The exercise – Gather all lines in the entries below that include the word "this".

--

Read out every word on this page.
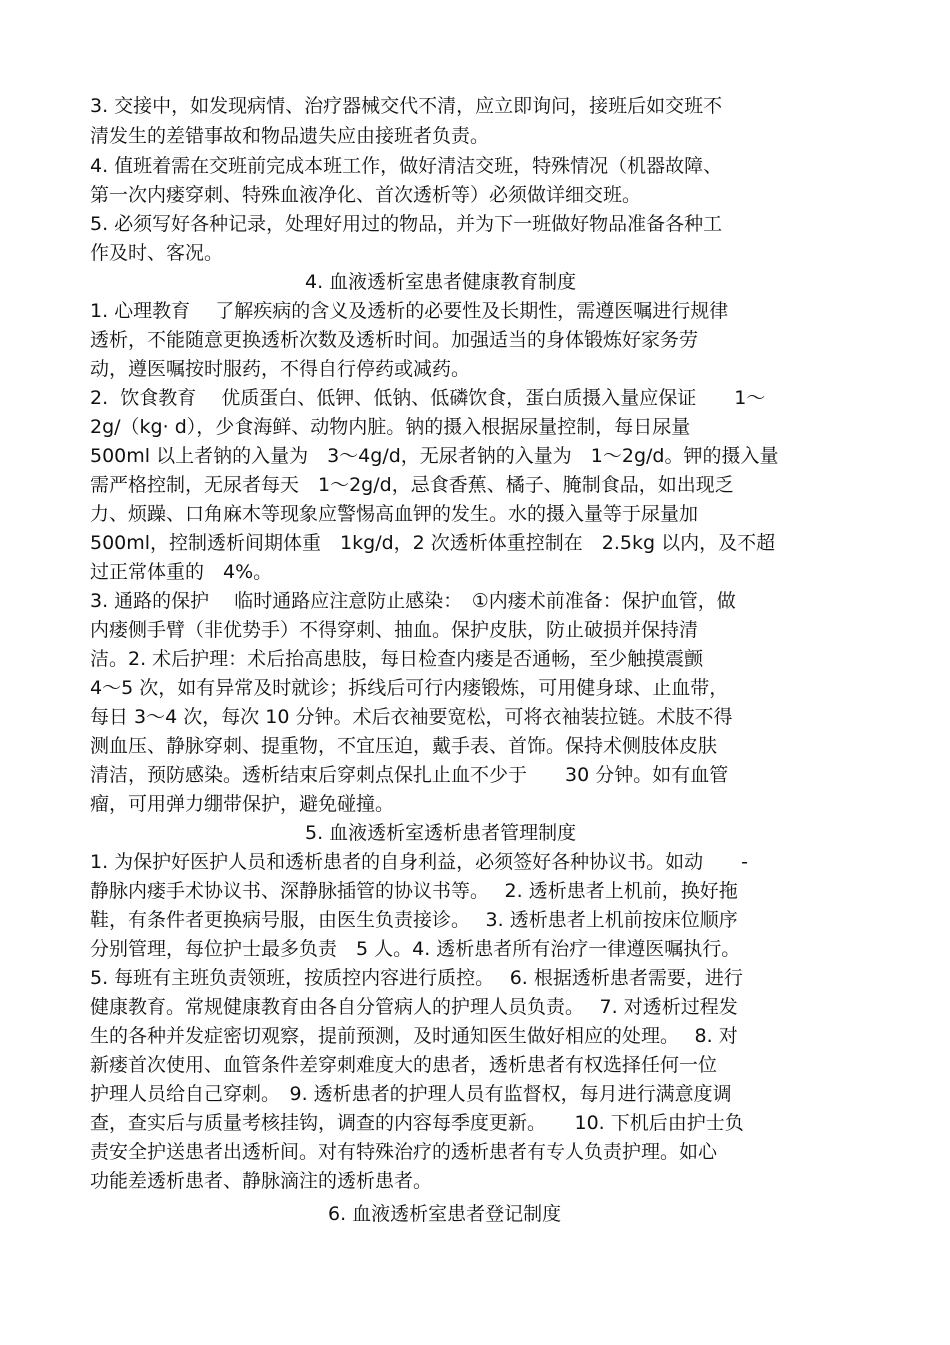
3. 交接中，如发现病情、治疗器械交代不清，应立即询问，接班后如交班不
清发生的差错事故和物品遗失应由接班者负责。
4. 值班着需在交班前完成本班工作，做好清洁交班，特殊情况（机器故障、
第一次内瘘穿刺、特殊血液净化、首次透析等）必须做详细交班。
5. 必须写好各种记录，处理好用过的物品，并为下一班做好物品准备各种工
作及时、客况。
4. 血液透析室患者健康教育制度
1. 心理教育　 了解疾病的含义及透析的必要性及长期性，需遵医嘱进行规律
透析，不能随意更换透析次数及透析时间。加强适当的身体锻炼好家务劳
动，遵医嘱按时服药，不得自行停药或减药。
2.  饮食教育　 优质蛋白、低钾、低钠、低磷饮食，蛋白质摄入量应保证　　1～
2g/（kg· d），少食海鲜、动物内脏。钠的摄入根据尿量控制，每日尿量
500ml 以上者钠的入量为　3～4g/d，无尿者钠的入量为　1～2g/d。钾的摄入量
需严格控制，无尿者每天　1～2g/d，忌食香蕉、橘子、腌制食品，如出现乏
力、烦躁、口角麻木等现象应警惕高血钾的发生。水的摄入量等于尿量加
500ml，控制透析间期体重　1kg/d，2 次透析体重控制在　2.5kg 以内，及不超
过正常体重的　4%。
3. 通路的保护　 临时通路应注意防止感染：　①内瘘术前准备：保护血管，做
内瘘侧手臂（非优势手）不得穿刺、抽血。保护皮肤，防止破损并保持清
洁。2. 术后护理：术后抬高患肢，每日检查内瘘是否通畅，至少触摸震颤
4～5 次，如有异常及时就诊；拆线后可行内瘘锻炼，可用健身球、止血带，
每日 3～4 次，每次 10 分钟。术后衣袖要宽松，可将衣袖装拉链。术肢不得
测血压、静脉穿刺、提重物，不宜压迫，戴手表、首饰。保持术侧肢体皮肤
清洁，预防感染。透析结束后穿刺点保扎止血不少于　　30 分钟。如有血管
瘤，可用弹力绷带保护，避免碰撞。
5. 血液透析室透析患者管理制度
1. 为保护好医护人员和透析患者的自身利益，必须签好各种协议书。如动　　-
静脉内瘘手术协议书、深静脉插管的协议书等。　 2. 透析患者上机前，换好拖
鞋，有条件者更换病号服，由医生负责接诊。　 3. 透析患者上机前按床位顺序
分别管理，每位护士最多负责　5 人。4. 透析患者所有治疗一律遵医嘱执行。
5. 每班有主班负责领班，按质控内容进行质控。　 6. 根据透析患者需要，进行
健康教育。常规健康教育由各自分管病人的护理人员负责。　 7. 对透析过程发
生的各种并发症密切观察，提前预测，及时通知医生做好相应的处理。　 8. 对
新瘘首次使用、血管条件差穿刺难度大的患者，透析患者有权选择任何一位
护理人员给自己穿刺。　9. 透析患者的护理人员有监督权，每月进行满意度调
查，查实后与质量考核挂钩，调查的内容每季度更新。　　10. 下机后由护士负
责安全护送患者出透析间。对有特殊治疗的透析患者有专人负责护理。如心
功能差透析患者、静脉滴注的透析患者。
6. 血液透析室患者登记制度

--

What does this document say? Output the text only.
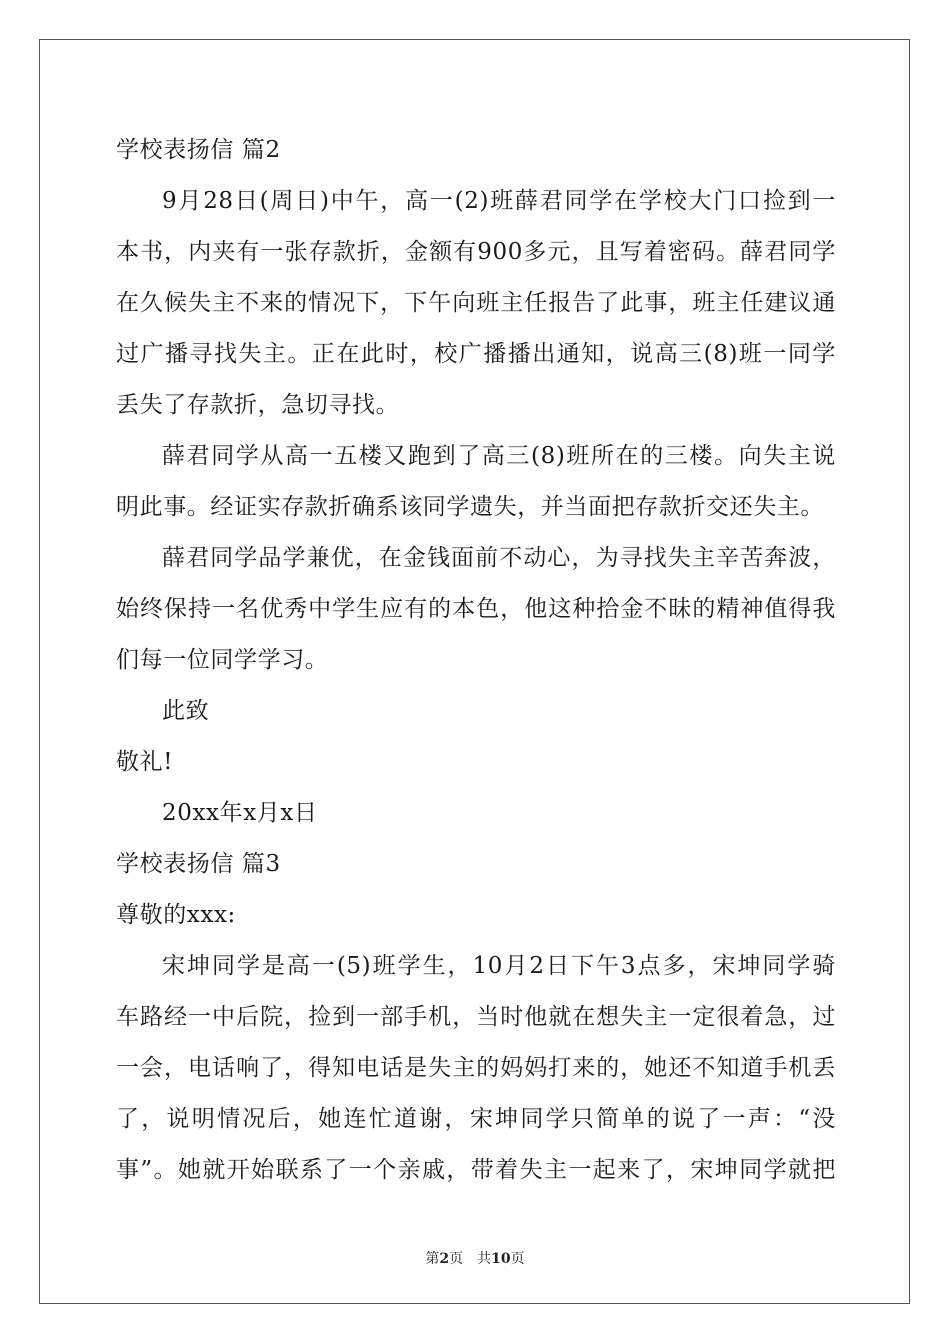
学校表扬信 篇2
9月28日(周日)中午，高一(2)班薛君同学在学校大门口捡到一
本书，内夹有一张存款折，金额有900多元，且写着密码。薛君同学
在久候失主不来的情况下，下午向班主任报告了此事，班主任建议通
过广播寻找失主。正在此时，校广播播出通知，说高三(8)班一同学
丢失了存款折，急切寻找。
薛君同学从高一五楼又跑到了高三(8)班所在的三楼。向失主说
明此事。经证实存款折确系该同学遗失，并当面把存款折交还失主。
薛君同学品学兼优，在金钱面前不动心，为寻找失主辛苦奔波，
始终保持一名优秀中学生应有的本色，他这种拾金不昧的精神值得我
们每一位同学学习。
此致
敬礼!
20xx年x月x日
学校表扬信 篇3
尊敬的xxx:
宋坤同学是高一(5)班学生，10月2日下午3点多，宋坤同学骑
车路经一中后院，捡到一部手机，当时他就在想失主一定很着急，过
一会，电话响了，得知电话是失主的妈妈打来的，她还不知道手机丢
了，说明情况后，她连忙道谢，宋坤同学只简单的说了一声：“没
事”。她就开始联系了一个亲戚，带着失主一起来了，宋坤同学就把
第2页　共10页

--

Task response –
Read out every word on this page.
What does this document say? Output the text only.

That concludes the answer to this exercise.